### Aim
Copy every line that contains the string "label" from the entries below.

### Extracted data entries
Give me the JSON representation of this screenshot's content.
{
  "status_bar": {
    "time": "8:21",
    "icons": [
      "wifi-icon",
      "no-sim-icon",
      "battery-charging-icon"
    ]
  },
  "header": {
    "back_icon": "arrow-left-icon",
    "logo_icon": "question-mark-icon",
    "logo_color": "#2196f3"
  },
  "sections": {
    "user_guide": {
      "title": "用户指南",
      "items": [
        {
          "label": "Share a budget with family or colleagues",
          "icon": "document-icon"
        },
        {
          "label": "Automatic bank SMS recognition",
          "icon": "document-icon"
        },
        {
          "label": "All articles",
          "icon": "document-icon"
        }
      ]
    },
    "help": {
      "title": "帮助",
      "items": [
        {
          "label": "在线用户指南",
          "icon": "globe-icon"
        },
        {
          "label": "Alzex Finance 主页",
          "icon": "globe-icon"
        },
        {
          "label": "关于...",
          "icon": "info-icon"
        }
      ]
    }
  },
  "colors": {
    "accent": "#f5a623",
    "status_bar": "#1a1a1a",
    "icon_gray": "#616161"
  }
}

### The response
          "label": "Share a budget with family or colleagues",
          "label": "Automatic bank SMS recognition",
          "label": "All articles",
          "label": "在线用户指南",
          "label": "Alzex Finance 主页",
          "label": "关于...",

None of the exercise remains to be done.